## STATED TASK:
Select the lines that contain "主力控盘" and copy each of them.
[begin GIVEN RECORDS]
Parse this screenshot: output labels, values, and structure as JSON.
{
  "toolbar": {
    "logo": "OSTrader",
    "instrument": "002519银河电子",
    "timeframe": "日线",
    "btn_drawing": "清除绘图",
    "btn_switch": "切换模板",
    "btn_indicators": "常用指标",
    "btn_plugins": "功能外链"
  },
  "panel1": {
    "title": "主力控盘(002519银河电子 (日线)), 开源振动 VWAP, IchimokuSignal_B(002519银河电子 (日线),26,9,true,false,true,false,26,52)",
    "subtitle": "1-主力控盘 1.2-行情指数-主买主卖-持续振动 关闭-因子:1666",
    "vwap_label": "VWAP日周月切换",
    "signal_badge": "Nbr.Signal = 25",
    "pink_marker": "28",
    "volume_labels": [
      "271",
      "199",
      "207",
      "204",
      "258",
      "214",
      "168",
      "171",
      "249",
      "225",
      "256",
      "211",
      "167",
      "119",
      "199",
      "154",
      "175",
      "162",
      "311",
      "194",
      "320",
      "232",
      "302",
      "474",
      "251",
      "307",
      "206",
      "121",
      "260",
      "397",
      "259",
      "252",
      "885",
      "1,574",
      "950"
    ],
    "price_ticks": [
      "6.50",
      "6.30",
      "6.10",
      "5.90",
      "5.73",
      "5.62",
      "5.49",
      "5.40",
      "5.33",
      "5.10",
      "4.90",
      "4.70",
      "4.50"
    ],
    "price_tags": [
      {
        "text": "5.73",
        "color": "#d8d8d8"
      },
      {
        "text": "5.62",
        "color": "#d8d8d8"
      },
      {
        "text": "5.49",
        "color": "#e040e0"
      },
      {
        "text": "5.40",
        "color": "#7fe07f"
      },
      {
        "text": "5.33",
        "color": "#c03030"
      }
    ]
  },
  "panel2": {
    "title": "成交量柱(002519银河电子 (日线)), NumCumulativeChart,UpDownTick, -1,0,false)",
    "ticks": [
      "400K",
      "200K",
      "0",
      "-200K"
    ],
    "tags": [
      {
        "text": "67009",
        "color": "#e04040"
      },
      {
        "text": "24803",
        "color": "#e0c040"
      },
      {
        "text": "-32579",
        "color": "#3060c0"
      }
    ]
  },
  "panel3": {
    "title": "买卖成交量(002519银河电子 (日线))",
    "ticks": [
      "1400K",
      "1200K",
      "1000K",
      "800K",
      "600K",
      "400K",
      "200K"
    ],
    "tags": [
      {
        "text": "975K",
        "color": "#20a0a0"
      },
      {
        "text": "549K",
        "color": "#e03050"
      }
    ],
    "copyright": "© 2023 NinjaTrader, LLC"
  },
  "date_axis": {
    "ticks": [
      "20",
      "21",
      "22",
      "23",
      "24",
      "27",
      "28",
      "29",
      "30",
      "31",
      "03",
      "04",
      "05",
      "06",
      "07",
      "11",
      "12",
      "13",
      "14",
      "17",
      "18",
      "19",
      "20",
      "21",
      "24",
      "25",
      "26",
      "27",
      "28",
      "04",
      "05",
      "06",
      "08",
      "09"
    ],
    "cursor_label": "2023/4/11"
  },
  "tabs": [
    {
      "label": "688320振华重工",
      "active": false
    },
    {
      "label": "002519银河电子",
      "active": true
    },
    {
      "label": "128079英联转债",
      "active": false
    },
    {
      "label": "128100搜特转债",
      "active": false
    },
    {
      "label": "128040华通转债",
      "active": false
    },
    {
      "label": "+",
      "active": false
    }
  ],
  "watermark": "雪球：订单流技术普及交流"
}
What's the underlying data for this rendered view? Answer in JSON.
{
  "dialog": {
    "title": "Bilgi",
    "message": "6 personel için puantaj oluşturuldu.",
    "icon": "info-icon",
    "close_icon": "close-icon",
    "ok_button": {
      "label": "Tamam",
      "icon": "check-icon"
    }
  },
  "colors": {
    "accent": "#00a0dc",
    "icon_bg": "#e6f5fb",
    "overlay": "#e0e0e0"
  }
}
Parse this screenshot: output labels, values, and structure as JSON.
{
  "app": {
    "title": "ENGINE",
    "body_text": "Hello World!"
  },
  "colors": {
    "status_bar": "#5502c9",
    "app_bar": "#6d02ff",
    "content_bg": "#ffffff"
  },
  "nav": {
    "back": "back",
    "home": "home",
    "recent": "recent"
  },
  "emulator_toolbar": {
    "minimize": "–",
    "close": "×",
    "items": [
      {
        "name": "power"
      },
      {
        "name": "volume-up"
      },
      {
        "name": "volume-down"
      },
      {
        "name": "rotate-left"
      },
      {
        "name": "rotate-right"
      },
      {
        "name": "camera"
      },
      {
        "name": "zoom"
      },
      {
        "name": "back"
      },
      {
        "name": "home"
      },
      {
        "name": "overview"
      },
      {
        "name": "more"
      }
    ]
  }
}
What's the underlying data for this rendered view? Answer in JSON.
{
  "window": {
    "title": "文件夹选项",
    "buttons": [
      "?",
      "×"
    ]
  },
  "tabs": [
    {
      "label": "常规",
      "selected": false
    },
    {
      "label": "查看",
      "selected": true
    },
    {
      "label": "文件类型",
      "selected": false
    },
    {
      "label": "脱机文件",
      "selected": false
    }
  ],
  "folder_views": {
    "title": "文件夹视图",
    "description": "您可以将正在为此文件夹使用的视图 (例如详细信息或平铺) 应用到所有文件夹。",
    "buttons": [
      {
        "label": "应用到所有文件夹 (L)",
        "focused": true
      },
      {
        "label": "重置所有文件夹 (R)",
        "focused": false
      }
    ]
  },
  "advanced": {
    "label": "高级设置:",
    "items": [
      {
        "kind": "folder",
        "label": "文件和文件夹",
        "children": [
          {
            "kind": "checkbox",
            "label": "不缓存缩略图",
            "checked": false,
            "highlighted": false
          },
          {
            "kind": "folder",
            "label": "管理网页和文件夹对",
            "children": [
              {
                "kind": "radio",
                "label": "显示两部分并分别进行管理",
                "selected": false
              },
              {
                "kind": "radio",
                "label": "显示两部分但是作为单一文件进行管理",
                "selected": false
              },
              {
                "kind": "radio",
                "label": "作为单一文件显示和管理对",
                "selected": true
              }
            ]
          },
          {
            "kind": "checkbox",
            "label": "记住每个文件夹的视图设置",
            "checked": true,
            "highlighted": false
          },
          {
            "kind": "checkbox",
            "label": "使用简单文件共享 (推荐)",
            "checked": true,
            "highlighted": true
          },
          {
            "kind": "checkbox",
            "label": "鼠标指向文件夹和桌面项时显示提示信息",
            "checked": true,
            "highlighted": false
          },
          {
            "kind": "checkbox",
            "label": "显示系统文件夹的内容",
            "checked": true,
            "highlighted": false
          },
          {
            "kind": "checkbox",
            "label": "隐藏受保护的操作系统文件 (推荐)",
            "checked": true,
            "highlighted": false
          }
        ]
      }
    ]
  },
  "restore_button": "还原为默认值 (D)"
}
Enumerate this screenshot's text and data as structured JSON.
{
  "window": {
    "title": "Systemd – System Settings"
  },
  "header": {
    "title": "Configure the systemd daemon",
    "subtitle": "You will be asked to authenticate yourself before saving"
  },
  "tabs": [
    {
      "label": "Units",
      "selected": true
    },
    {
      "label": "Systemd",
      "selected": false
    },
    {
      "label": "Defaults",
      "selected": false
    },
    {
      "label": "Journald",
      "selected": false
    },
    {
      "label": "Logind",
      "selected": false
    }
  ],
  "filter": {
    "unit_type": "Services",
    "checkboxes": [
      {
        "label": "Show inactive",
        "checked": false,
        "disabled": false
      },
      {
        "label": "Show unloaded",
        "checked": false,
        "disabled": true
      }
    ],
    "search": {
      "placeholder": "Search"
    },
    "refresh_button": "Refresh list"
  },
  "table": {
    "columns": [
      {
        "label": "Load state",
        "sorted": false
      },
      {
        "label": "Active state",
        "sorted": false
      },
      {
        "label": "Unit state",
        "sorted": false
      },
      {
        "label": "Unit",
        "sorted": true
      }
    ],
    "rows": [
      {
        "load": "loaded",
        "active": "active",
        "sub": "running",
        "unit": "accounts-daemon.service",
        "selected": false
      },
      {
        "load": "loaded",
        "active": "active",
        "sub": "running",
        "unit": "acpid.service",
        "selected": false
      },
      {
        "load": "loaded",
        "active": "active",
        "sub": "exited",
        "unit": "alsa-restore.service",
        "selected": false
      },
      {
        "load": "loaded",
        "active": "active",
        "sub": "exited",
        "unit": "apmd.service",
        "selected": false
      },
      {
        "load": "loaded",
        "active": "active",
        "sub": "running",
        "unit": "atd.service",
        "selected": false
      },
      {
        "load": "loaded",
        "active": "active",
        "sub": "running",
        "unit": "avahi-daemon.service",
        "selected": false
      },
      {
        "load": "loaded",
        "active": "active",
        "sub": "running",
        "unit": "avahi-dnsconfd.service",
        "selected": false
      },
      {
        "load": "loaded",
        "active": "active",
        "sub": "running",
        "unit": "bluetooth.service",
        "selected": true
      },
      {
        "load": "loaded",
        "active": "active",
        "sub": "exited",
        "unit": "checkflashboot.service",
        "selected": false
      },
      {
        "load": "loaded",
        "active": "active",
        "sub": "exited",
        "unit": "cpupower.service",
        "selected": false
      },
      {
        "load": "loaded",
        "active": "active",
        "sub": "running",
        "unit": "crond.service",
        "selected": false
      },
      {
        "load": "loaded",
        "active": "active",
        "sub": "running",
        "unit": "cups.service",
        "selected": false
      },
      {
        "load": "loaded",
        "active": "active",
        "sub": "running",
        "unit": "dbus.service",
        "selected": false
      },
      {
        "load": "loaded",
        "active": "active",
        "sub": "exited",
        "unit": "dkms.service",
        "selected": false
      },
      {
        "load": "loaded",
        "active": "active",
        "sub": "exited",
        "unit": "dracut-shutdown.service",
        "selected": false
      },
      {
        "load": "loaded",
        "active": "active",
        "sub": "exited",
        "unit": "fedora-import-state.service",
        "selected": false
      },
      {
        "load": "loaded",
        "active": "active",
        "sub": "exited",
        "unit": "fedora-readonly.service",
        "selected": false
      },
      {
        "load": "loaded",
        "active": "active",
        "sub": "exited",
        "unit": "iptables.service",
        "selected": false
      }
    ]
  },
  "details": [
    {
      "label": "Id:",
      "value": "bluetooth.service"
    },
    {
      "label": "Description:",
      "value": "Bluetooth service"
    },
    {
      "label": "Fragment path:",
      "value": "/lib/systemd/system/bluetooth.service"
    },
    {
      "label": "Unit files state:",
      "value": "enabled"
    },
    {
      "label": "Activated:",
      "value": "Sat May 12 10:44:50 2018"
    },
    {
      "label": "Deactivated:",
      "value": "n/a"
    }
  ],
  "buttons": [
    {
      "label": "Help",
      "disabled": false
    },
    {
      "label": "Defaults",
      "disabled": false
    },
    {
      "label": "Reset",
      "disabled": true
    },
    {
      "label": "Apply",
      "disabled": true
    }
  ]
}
[end GIVEN RECORDS]
## RESULT:
    "title": "主力控盘(002519银河电子 (日线)), 开源振动 VWAP, IchimokuSignal_B(002519银河电子 (日线),26,9,true,false,true,false,26,52)",
    "subtitle": "1-主力控盘 1.2-行情指数-主买主卖-持续振动 关闭-因子:1666",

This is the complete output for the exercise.